**Written instruction:**
Extract each line where the string "Number" shows up.

**Given information:**

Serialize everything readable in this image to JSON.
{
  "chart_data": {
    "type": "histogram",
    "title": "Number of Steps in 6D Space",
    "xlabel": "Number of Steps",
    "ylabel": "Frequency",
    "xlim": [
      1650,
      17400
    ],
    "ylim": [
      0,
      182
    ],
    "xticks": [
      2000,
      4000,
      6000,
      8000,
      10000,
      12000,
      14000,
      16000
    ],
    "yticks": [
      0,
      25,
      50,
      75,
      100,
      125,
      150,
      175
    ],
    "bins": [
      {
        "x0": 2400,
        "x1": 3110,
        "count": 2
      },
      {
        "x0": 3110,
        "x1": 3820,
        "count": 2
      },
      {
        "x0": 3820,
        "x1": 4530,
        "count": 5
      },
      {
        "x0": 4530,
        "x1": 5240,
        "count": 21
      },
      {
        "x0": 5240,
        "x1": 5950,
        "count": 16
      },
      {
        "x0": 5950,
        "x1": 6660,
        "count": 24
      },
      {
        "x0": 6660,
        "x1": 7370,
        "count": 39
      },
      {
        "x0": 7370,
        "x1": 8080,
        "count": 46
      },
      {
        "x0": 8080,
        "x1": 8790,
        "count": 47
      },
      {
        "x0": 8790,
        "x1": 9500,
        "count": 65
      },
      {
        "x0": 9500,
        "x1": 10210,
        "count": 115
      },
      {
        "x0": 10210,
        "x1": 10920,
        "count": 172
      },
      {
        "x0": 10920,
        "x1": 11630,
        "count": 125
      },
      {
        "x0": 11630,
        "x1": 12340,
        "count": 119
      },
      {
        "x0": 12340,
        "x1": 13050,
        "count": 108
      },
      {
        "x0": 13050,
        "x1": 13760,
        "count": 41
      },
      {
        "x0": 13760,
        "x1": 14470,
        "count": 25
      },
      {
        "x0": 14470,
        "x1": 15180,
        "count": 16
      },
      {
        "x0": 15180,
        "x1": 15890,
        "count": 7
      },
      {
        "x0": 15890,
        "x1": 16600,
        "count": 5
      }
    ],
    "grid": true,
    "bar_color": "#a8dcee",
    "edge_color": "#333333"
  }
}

**Expected output:**
    "title": "Number of Steps in 6D Space",
    "xlabel": "Number of Steps",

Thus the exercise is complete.